#### [JOB]
Report every line in the listing below where the string "consideración" shows up.

#### [DATA FOR THIS TASK]
****************

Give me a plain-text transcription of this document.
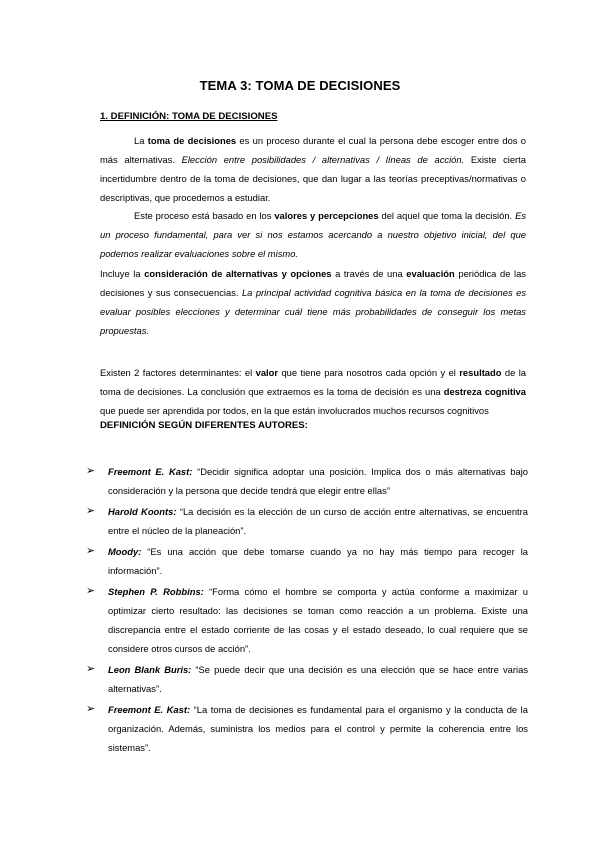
TEMA 3: TOMA DE DECISIONES
1. DEFINICIÓN: TOMA DE DECISIONES
La toma de decisiones es un proceso durante el cual la persona debe escoger entre dos o más alternativas. Elección entre posibilidades / alternativas / líneas de acción. Existe cierta incertidumbre dentro de la toma de decisiones, que dan lugar a las teorías preceptivas/normativas o descriptivas, que procedemos a estudiar.
Este proceso está basado en los valores y percepciones del aquel que toma la decisión. Es un proceso fundamental, para ver si nos estamos acercando a nuestro objetivo inicial, del que podemos realizar evaluaciones sobre el mismo.
Incluye la consideración de alternativas y opciones a través de una evaluación periódica de las decisiones y sus consecuencias. La principal actividad cognitiva básica en la toma de decisiones es evaluar posibles elecciones y determinar cuál tiene más probabilidades de conseguir los metas propuestas.
Existen 2 factores determinantes: el valor que tiene para nosotros cada opción y el resultado de la toma de decisiones. La conclusión que extraemos es la toma de decisión es una destreza cognitiva que puede ser aprendida por todos, en la que están involucrados muchos recursos cognitivos
DEFINICIÓN SEGÚN DIFERENTES AUTORES:
➢ Freemont E. Kast: “Decidir significa adoptar una posición. Implica dos o más alternativas bajo consideración y la persona que decide tendrá que elegir entre ellas”
➢ Harold Koonts: “La decisión es la elección de un curso de acción entre alternativas, se encuentra entre el núcleo de la planeación”.
➢ Moody: “Es una acción que debe tomarse cuando ya no hay más tiempo para recoger la información”.
➢ Stephen P. Robbins: “Forma cómo el hombre se comporta y actúa conforme a maximizar u optimizar cierto resultado: las decisiones se toman como reacción a un problema. Existe una discrepancia entre el estado corriente de las cosas y el estado deseado, lo cual requiere que se considere otros cursos de acción”.
➢ Leon Blank Buris: “Se puede decir que una decisión es una elección que se hace entre varias alternativas”.
➢ Freemont E. Kast: “La toma de decisiones es fundamental para el organismo y la conducta de la organización. Además, suministra los medios para el control y permite la coherencia entre los sistemas”.
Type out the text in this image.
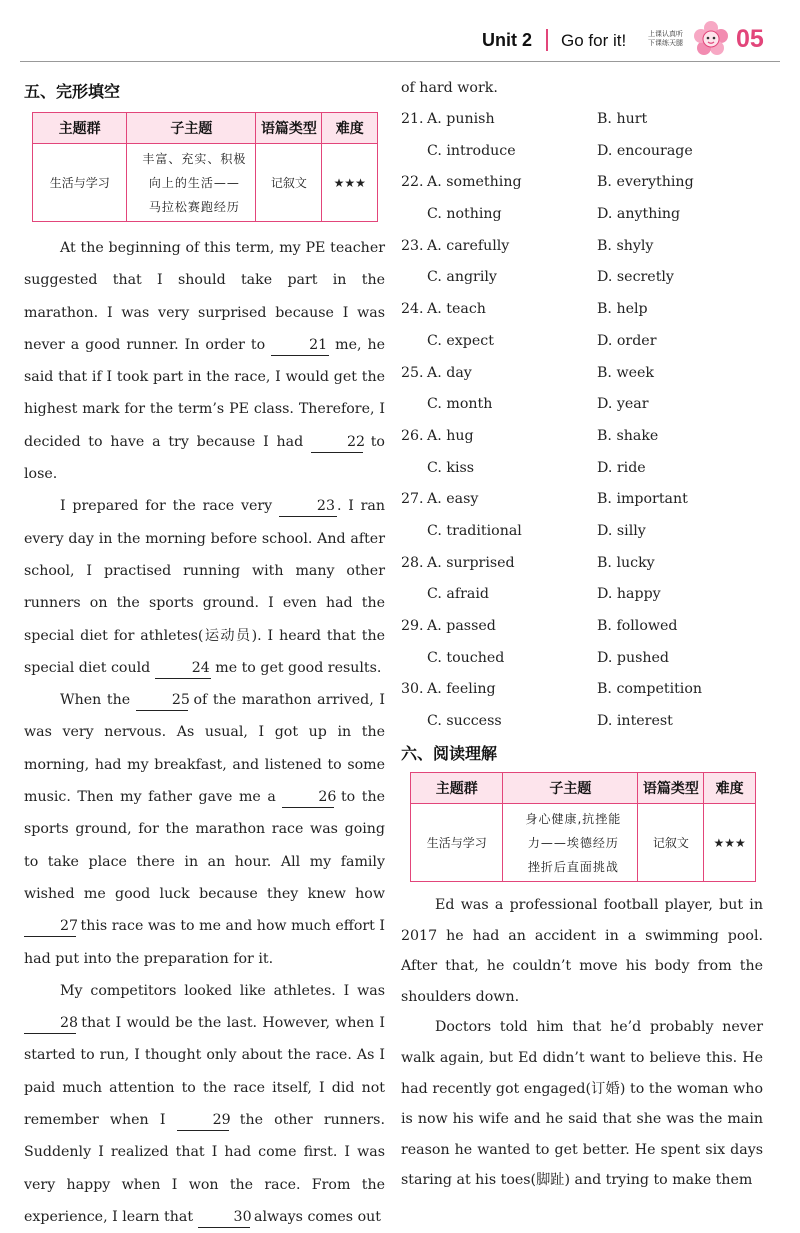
Unit 2 Go for it!	上课认真听
下课练天腿 05
五、完形填空
主题群	子主题	语篇类型	难度
生活与学习	丰富、充实、积极
向上的生活——
马拉松赛跑经历	记叙文	★★★

At the beginning of this term, my PE teacher suggested that I should take part in the marathon. I was very surprised because I was never a good runner. In order to	21 me, he said that if I took part in the race, I would get the highest mark for the term’s PE class. Therefore, I decided to have a try because I had	22 to lose.

I prepared for the race very	23 . I ran every day in the morning before school. And after school, I practised running with many other runners on the sports ground. I even had the special diet for athletes(运动员). I heard that the special diet could	24 me to get good results.

When the	25 of the marathon arrived, I was very nervous. As usual, I got up in the morning, had my breakfast, and listened to some music. Then my father gave me a	26 to the sports ground, for the marathon race was going to take place there in an hour. All my family wished me good luck because they knew how 27 this race was to me and how much effort I had put into the preparation for it.

My competitors looked like athletes. I was 28 that I would be the last. However, when I started to run, I thought only about the race. As I paid much attention to the race itself, I did not remember when I	29 the other runners. Suddenly I realized that I had come first. I was very happy when I won the race. From the experience, I learn that	30 always comes out

of hard work.

21. A. punish	B. hurt
C. introduce	D. encourage
22. A. something	B. everything
C. nothing	D. anything
23. A. carefully	B. shyly
C. angrily	D. secretly
24. A. teach	B. help
C. expect	D. order
25. A. day	B. week
C. month	D. year
26. A. hug	B. shake
C. kiss	D. ride
27. A. easy	B. important
C. traditional	D. silly
28. A. surprised	B. lucky
C. afraid	D. happy
29. A. passed	B. followed
C. touched	D. pushed
30. A. feeling	B. competition
C. success	D. interest
六、阅读理解
主题群	子主题	语篇类型	难度
生活与学习	身心健康,抗挫能
力——埃德经历
挫折后直面挑战	记叙文	★★★

Ed was a professional football player, but in 2017 he had an accident in a swimming pool. After that, he couldn’t move his body from the shoulders down.

Doctors told him that he’d probably never walk again, but Ed didn’t want to believe this. He had recently got engaged(订婚) to the woman who is now his wife and he said that she was the main reason he wanted to get better. He spent six days staring at his toes(脚趾) and trying to make them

****************

#### [EXERCISE OUTPUT]
Incluye la consideración de alternativas y opciones a través de una evaluación periódica de las decisiones y sus consecuencias. La principal actividad cognitiva básica en la toma de decisiones es evaluar posibles elecciones y determinar cuál tiene más probabilidades de conseguir los metas propuestas.
➢ Freemont E. Kast: “Decidir significa adoptar una posición. Implica dos o más alternativas bajo consideración y la persona que decide tendrá que elegir entre ellas”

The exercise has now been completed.